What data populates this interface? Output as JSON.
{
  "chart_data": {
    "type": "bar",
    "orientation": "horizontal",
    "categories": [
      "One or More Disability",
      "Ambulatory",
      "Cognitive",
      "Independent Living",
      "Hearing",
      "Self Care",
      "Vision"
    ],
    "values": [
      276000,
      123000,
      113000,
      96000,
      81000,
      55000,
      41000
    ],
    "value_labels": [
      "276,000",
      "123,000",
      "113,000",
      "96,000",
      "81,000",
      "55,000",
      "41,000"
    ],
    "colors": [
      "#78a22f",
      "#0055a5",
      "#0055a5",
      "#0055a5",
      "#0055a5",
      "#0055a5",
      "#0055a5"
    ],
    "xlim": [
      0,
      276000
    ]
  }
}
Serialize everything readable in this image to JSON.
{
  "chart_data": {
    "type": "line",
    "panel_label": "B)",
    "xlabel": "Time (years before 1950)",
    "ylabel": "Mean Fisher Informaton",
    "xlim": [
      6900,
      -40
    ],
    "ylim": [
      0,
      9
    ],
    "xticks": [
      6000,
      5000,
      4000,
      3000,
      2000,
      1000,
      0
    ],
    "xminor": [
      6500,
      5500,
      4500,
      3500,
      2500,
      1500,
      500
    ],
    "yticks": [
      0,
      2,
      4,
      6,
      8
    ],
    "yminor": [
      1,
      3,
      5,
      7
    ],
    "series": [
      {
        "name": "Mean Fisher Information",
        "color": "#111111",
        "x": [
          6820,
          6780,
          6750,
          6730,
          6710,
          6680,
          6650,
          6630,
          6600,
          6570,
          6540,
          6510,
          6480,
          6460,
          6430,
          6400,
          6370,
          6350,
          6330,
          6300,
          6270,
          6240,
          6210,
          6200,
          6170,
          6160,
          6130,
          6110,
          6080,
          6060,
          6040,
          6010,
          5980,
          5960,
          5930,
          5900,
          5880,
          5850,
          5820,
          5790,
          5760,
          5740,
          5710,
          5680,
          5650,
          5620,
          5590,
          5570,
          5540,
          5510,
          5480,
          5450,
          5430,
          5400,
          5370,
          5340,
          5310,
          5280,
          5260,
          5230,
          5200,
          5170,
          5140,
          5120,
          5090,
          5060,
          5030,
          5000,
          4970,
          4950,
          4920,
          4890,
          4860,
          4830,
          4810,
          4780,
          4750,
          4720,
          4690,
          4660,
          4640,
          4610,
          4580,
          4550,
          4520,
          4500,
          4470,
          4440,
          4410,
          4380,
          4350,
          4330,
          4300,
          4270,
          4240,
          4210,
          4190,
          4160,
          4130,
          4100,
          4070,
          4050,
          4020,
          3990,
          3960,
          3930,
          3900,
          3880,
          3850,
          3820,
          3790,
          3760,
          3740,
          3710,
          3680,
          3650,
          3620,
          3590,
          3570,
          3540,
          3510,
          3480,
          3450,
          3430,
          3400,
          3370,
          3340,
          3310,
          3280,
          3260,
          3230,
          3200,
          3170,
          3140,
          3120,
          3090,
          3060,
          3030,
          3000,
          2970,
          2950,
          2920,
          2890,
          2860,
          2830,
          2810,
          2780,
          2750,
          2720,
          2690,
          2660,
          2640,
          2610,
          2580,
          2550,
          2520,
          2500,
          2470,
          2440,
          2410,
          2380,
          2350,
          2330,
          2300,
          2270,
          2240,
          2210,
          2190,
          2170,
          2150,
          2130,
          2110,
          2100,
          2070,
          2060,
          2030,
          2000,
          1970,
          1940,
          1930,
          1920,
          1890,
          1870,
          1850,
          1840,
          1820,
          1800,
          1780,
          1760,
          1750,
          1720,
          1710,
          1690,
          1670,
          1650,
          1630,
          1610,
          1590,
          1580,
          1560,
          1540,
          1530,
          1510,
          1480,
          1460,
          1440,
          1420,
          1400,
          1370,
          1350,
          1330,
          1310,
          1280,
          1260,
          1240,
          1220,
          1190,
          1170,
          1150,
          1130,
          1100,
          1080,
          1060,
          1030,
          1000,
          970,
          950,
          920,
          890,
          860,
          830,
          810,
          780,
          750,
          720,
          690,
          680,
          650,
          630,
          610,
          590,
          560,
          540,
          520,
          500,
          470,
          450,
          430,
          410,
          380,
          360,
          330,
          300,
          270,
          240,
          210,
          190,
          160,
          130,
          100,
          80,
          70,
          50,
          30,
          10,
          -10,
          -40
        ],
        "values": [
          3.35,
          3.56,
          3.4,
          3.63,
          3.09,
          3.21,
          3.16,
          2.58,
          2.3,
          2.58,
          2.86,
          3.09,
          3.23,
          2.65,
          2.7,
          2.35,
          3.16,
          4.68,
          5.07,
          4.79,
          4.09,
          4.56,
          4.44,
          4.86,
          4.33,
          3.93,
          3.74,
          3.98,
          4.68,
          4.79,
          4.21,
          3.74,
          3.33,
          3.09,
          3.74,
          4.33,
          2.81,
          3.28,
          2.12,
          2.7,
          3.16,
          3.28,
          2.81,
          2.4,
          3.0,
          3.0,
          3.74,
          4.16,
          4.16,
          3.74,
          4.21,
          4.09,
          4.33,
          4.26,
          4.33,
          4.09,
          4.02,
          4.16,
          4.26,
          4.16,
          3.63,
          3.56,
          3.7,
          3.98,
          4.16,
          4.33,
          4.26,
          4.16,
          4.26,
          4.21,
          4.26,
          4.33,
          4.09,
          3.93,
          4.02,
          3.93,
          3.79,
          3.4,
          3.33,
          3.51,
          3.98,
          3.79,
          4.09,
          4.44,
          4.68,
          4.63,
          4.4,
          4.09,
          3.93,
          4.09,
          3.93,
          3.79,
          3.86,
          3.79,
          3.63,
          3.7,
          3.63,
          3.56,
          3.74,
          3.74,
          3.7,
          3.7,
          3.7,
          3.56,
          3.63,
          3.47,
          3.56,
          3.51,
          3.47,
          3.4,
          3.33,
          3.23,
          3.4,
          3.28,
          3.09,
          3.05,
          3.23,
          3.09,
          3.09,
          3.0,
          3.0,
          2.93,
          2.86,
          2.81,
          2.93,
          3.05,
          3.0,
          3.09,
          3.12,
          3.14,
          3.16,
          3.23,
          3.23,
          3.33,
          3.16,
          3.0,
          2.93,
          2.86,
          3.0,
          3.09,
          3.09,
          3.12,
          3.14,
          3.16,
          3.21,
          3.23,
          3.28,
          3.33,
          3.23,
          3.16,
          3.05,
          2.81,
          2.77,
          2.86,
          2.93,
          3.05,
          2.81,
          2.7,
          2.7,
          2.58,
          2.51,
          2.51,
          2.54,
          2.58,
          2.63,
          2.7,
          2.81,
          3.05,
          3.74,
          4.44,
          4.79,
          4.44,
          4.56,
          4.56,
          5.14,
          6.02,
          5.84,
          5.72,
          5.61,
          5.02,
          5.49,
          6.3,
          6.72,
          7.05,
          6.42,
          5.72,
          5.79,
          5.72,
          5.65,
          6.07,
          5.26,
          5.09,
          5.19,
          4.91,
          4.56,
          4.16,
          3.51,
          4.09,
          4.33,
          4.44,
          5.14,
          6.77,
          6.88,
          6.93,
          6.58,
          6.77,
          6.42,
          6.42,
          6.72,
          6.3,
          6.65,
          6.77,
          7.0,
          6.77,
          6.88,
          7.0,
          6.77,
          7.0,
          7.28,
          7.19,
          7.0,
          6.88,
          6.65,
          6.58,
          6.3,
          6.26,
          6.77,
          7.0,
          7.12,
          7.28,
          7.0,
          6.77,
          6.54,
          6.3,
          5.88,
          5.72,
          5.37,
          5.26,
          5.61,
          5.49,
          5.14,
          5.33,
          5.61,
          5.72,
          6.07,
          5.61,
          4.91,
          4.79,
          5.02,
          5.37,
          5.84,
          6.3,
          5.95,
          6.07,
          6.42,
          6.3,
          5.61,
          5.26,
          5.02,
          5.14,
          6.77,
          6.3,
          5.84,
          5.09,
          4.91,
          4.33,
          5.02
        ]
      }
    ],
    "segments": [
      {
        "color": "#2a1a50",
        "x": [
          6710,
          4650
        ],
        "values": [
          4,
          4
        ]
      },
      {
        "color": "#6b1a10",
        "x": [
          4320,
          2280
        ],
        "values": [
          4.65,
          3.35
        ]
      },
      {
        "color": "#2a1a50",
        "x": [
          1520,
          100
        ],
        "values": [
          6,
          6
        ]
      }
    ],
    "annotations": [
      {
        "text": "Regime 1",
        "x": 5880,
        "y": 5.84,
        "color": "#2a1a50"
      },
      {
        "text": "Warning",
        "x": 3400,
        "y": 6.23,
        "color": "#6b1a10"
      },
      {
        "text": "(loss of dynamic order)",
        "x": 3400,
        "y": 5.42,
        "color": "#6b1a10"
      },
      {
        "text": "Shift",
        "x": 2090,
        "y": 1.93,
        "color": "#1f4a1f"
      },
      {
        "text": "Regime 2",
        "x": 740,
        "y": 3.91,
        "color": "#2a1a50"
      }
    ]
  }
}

### Work required
Extract all lines containing the word "Fisher".

### Output below
    "ylabel": "Mean Fisher Informaton",
        "name": "Mean Fisher Information",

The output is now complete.